- [Page excerpt]

= = =

Thursday, 23 December 2010

Christmas stories from the New Zealand mountains and Sri Lanka beaches

The traditional northern hemisphere Christmas with snow and reindeers used to seem foreign to me as a child living in New Zealand in the middle of summer and going to the beach after a Christmas lunch. I suppose I have always associated Christmas with two things: the birth of Christ and adventure. As a child it was outdoors, beaches,  a swimming hole and later, I discovered mountaineering. When I was 19, I climbed Malte Brun, an impressive 3000 m rock peak, on Christmas Day, 1967, in the Mount Cook National Park. In the New Zealand mountains I had finally found snow in the middle of a NZ summer.
On the summit of Malte Brun in 1967 with Aoraki Mount Cook in the bcakground. Photo Keith nMcIvor

The following day, Boxing Day, we climbed the high peak of the twin summits of Minarets. I was fortunate to join a team of three crack Dunedin mountaineers, and together we climbed many of the 10,000 foot or 3000 metres peaks in the Mount Cook National Park, and also, Mt. Aspiring, over the years.
In 1967 we were labelled the 'Four Scots' McIvor, McLeod, Cowie and McKerrow. Together, or in pairs, we climbed many of the 3000 metre peaks in NZ, including Mt. Aspiring.
Aoraki Mount Cook on the right and the tasman Glacier between Rod McLeod on the left, and me in the centre. Jim Cowie is on the right. Photo: Keith McIvor

My first ascent of Aoraki Mount Cook, our highest mountain on Christmas Day, 1968. It was a 20 hour climb and probably the best Christmas present of my life, standing on the top on New Zealand.  Read the story of Keith's tragic death attempting to do the first winter ascent of the Caroline face of Mount Cookin 1973. .

Two years later on Christmas day 1970, I climbed Aoraki Mount Cook again, this time by the East Ridge with Chris Timms. Chris later went on to win an Olympic gold medal in sailing.

On Christmas eve 1970, I was working for the Mt. Cook National Park on mountain rescue team. We knocked off about 3 pm that afternoon and were celebrating in the Park workshop. About 7.30 pm a scruffy climber walked in and said, "I have a ski plane booked to fly into the Grand Plateau in a few minutes. My partner hasn’t turned up so I need someone to climb with."

Most of us were glowing with the effects of large quantities of beer and relishing the thought of a relaxing Christmas day the following day. I looked at Chris Timms, with his curly blond locks falling down over his shoulders, and an impish smile, and I was instantly attracted to this odd character, and I said "yes". That was the beginning of a long friendship.

My pack was always packed, ready for rescues so I grabbed it, stuffed a few cans of beer into it, and 30 minutes later we were on the Grand Plateau with Mt Tasman and Cook towering above us. It was 9.00 pm in the evening. We had the last two remaining cans of beer and grabbed 3 hours sleep. We woke shortly after midnight to a starry sky. We wolfed down some breakfast and hit the hard snow at 1 am. Chris Timms was hell bent on doing the East Ridge of Mount Cook. As I stood on the steep knife edge ridge, my feet were not steady. The effects of the beer were still there. I could think of no place better in New Zealand to quickly sober up. ( This is where I took the picture of Chris posted below) I looked at the Caroline Face of Mt.Cook and searched for my friends Mike Browne and Keith Woodford who I knew were attempting the face today.

= = =

[Labeled box records]
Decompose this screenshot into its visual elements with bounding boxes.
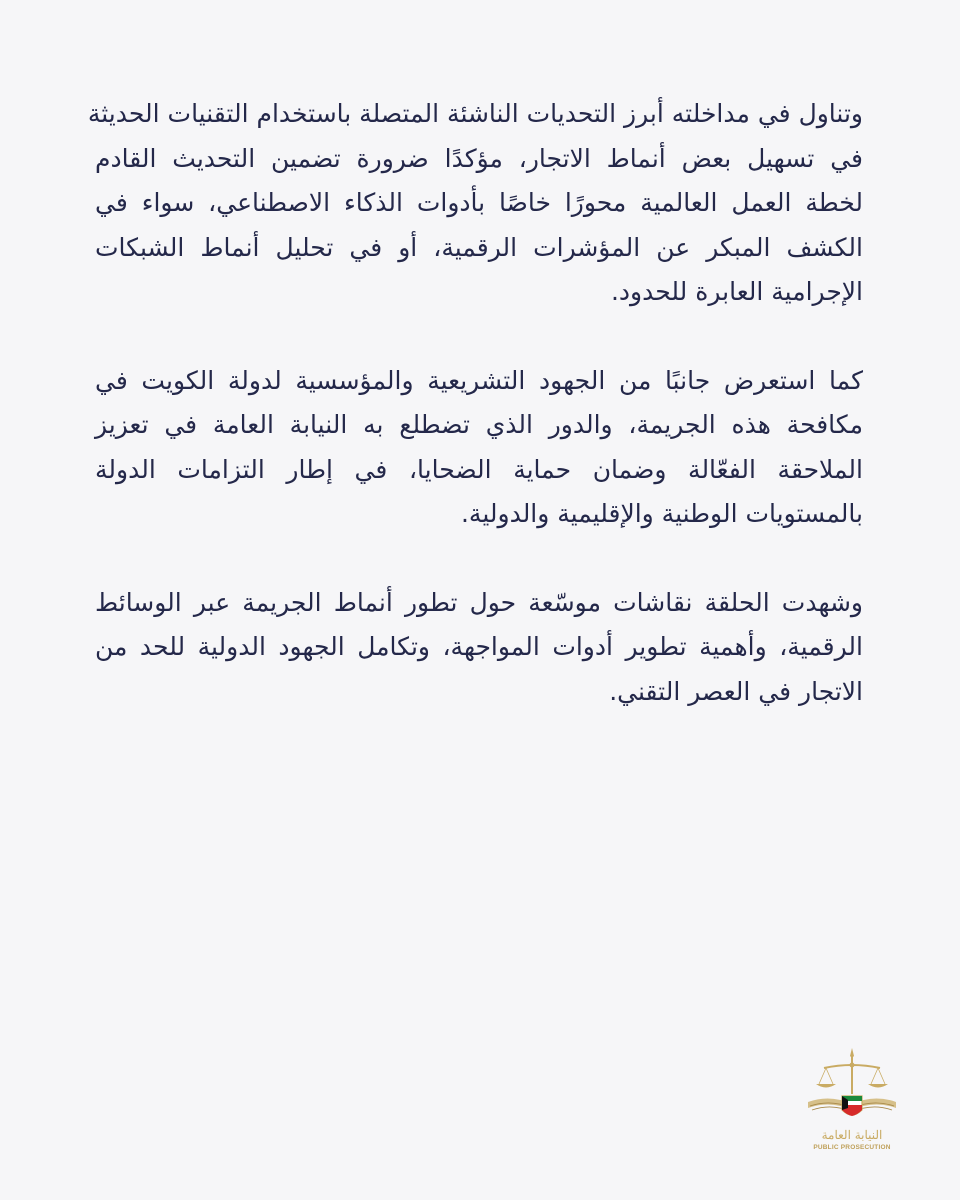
text-line: لخطة العمل العالمية محورًا خاصًا بأدوات الذكاء الاصطناعي، سواء في [95, 188, 863, 217]
logo-arabic-text: النيابة العامة [821, 1128, 883, 1142]
logo-english-text: PUBLIC PROSECUTION [813, 1144, 891, 1151]
public-prosecution-logo [800, 1044, 904, 1156]
paragraph-1 [87, 92, 863, 315]
text-line: كما استعرض جانبًا من الجهود التشريعية والمؤسسية لدولة الكويت في [95, 365, 863, 395]
text-line: بالمستويات الوطنية والإقليمية والدولية. [460, 499, 863, 528]
text-line: الكشف المبكر عن المؤشرات الرقمية، أو في تحليل أنماط الشبكات [95, 232, 863, 262]
text-line: الرقمية، وأهمية تطوير أدوات المواجهة، وتكامل الجهود الدولية للحد من [95, 632, 863, 661]
article-body [87, 92, 863, 758]
text-line: مكافحة هذه الجريمة، والدور الذي تضطلع به النيابة العامة في تعزيز [95, 410, 863, 439]
text-line: وتناول في مداخلته أبرز التحديات الناشئة المتصلة باستخدام التقنيات الحديثة [87, 99, 863, 128]
text-line: وشهدت الحلقة نقاشات موسّعة حول تطور أنماط الجريمة عبر الوسائط [95, 587, 863, 617]
text-line: الاتجار في العصر التقني. [609, 676, 863, 706]
scales-of-justice-icon [800, 1044, 904, 1128]
text-line: الملاحقة الفعّالة وضمان حماية الضحايا، في إطار التزامات الدولة [95, 454, 863, 484]
text-line: في تسهيل بعض أنماط الاتجار، مؤكدًا ضرورة تضمين التحديث القادم [95, 143, 863, 173]
text-line: الإجرامية العابرة للحدود. [610, 277, 863, 306]
paragraph-3 [95, 581, 863, 715]
paragraph-2 [95, 359, 863, 537]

= = =

- [What is expected] Reproduce the Christmas climbing story starting at "The traditional northern" and ending at "a NZ summer.", swapping "snow" for "ice" wherever it occurs.

- [Solution to this exercise]
The traditional northern hemisphere Christmas with ice and reindeers used to seem foreign to me as a child living in New Zealand in the middle of summer and going to the beach after a Christmas lunch. I suppose I have always associated Christmas with two things: the birth of Christ and adventure. As a child it was outdoors, beaches,  a swimming hole and later, I discovered mountaineering. When I was 19, I climbed Malte Brun, an impressive 3000 m rock peak, on Christmas Day, 1967, in the Mount Cook National Park. In the New Zealand mountains I had finally found ice in the middle of a NZ summer.